# LISTED RECORDS
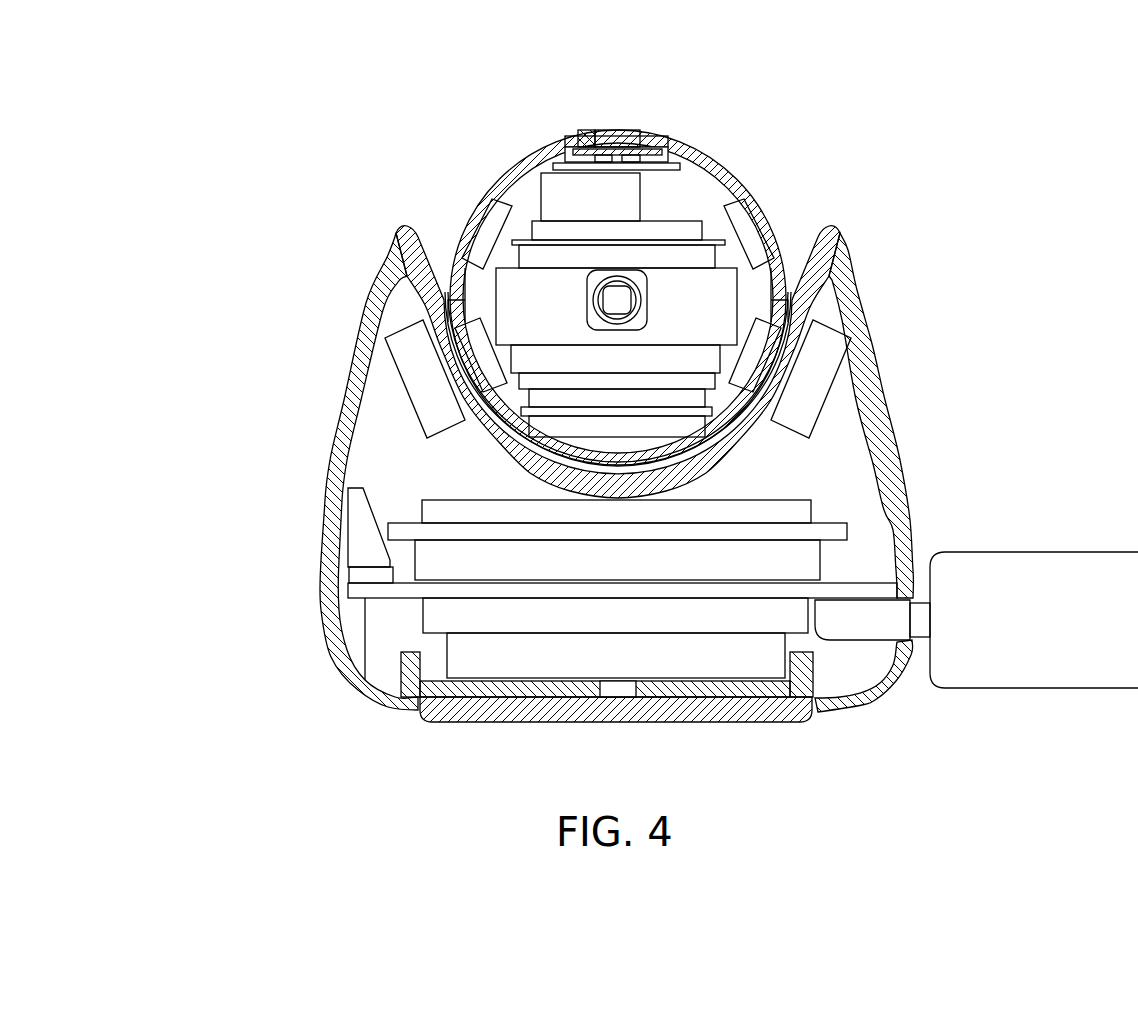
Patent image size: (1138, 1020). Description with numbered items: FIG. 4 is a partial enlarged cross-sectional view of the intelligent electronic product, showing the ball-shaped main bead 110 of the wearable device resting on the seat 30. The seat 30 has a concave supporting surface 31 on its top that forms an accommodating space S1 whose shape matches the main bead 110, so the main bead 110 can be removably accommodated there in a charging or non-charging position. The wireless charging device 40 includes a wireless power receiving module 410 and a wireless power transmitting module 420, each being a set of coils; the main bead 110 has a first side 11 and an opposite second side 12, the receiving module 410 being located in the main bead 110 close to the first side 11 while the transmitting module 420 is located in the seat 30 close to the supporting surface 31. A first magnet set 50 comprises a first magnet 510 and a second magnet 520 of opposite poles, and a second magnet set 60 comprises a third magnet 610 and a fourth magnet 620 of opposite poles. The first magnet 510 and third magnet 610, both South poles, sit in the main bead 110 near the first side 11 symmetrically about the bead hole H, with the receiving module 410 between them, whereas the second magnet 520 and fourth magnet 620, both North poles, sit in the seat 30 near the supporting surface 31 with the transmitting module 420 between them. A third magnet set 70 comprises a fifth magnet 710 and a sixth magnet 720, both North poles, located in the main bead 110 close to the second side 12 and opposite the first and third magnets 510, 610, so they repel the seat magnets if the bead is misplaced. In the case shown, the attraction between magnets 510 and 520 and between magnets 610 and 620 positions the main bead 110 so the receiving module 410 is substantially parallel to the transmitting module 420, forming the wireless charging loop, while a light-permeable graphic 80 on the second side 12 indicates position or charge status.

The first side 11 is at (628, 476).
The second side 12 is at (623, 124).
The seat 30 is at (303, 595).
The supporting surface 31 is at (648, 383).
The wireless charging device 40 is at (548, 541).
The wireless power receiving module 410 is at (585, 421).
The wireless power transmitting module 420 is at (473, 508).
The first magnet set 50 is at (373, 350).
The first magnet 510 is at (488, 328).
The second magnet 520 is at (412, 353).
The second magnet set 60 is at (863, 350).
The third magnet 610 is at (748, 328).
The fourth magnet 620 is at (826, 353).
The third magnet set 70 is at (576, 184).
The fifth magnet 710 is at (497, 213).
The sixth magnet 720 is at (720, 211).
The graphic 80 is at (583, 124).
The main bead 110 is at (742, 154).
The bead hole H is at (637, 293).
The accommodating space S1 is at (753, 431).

---

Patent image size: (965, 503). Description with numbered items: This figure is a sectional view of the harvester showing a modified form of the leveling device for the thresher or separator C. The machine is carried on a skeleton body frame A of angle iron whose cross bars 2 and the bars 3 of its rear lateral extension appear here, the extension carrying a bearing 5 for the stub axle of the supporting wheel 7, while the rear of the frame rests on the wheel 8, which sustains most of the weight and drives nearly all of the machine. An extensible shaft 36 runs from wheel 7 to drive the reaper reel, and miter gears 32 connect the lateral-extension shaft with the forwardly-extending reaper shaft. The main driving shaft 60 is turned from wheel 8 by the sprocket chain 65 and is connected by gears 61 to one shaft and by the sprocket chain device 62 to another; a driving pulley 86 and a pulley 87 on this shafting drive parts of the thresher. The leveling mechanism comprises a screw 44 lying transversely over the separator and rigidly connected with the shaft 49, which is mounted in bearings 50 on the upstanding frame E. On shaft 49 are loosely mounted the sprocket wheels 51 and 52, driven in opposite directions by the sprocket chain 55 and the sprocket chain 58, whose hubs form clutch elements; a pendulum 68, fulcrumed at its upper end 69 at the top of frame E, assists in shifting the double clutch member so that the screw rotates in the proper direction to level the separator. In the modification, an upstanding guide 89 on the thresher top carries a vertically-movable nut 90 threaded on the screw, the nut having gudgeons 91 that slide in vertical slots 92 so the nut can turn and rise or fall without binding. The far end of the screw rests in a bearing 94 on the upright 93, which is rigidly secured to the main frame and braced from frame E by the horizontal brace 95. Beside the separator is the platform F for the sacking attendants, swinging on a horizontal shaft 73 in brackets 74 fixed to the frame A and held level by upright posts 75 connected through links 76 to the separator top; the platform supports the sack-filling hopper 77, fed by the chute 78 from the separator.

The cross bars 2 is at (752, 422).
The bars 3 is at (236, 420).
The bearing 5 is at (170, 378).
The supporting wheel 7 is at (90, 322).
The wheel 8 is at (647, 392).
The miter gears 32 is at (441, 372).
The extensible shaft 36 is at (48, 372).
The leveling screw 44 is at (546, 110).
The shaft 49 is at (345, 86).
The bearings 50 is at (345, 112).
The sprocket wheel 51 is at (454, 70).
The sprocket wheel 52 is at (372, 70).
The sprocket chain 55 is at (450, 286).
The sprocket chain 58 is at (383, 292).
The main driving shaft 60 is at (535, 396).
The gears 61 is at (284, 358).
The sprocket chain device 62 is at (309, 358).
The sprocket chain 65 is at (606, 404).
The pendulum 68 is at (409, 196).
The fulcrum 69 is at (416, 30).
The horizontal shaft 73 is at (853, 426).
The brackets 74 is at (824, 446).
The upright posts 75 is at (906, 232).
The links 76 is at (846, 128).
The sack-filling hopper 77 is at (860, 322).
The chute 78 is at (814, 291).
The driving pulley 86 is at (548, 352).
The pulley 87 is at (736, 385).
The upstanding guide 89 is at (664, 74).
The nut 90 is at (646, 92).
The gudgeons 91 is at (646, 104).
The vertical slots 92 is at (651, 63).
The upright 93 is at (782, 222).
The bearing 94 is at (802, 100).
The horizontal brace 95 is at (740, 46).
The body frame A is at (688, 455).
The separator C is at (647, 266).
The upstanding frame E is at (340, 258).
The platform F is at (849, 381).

---

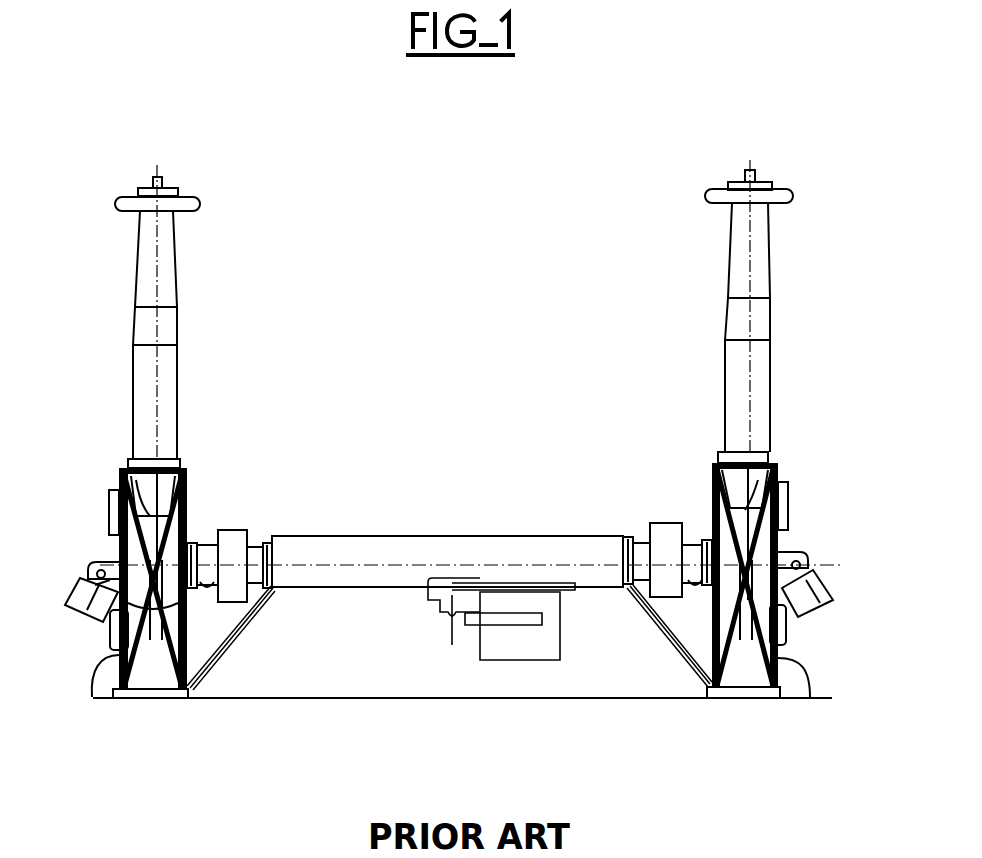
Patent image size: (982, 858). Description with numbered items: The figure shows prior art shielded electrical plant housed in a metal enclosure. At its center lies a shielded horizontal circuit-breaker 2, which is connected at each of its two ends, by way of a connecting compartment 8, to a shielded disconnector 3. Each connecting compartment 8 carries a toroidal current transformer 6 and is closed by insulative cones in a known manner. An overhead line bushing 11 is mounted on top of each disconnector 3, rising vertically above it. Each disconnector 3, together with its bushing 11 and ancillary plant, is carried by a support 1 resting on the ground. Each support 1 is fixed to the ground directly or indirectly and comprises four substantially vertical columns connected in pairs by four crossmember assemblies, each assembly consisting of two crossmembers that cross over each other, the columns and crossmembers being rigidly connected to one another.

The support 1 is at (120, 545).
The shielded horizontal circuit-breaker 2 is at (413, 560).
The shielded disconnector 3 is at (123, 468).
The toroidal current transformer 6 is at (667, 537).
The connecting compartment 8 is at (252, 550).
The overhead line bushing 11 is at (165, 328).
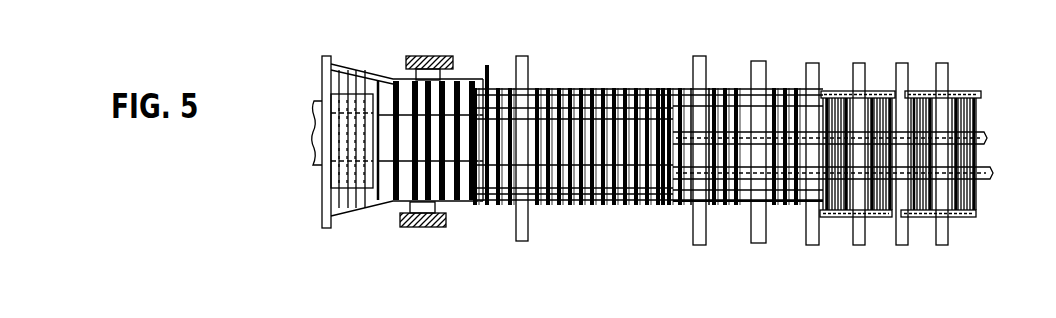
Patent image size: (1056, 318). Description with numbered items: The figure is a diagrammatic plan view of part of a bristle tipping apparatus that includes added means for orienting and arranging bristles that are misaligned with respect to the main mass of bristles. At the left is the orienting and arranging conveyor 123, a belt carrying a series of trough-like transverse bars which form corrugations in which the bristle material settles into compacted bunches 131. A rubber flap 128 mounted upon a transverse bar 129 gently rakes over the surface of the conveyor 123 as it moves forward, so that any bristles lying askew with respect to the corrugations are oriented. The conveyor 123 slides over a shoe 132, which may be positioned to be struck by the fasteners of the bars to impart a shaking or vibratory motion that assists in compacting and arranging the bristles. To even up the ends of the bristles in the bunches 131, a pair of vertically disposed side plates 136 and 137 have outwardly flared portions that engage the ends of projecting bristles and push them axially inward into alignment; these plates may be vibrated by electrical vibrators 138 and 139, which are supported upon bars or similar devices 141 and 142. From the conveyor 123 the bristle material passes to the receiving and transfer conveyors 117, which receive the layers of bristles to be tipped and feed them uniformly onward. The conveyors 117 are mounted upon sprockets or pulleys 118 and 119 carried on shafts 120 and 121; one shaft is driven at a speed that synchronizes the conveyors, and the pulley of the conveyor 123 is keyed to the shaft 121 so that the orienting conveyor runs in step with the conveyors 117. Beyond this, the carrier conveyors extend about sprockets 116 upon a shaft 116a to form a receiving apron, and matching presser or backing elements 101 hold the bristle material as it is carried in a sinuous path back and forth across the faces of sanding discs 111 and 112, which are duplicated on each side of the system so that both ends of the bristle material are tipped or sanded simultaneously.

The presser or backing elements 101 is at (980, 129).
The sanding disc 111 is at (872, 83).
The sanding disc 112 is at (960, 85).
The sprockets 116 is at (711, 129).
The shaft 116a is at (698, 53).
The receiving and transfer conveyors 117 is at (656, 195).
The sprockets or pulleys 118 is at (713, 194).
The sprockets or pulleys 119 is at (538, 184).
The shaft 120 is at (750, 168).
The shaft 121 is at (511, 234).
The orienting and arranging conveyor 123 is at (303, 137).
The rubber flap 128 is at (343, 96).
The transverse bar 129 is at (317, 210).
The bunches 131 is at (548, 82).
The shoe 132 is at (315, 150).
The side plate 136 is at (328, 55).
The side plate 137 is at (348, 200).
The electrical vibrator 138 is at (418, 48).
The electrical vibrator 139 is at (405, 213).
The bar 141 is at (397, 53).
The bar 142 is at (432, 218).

# GIVEN REQUEST
Update the lines that begin at the one containing "Patent image size: (982, 858)." and stop after the one containing "The support 1 is at (120, 545)." by replacing "metal" with "steel", changing nothing else.

# FULL ANSWER
Patent image size: (982, 858). Description with numbered items: The figure shows prior art shielded electrical plant housed in a steel enclosure. At its center lies a shielded horizontal circuit-breaker 2, which is connected at each of its two ends, by way of a connecting compartment 8, to a shielded disconnector 3. Each connecting compartment 8 carries a toroidal current transformer 6 and is closed by insulative cones in a known manner. An overhead line bushing 11 is mounted on top of each disconnector 3, rising vertically above it. Each disconnector 3, together with its bushing 11 and ancillary plant, is carried by a support 1 resting on the ground. Each support 1 is fixed to the ground directly or indirectly and comprises four substantially vertical columns connected in pairs by four crossmember assemblies, each assembly consisting of two crossmembers that cross over each other, the columns and crossmembers being rigidly connected to one another.

The support 1 is at (120, 545).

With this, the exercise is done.